◆ GIVEN TASK ◆
Among the lines listed below, count those that include the string "shocked", and state only the count.

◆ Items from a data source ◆
>> Start

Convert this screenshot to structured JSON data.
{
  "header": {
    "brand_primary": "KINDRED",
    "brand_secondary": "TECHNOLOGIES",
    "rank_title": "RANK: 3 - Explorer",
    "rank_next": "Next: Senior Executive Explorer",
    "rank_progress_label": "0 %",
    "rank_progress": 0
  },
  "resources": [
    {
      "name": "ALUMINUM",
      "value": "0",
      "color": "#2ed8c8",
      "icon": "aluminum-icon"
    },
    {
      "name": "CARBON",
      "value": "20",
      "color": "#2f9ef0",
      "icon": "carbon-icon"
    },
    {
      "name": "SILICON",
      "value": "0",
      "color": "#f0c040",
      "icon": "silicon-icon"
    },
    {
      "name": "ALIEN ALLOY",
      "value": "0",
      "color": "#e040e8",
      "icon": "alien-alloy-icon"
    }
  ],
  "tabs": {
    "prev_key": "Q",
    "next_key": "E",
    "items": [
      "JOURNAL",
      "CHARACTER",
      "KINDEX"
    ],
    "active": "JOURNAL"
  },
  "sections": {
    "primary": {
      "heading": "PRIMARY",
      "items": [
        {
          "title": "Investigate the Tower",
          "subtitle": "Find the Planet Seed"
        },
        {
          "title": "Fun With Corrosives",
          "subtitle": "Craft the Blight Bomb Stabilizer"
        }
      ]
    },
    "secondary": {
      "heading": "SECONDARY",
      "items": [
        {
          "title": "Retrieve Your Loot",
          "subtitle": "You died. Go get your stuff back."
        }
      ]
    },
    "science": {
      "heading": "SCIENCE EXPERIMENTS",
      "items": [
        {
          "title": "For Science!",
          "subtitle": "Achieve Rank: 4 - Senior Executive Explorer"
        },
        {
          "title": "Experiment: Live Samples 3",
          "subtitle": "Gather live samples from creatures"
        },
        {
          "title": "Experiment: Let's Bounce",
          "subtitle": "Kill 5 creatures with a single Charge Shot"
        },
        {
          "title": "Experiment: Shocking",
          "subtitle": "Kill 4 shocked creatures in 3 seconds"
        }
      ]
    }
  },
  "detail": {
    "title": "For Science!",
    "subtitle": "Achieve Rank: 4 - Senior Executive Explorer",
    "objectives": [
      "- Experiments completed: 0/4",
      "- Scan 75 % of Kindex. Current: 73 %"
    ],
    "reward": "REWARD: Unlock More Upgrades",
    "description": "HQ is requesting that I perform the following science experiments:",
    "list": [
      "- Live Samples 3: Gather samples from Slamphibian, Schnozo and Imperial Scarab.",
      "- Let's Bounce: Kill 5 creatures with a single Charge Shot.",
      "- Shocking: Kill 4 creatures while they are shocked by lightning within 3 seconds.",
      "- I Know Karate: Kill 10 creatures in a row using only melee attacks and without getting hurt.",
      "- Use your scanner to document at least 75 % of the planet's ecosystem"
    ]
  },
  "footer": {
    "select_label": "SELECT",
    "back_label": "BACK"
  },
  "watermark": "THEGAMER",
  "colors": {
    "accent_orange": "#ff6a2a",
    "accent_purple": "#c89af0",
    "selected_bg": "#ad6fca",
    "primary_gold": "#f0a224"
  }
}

>> End

◆ RESPONSE FOR THIS EXERCISE ◆
2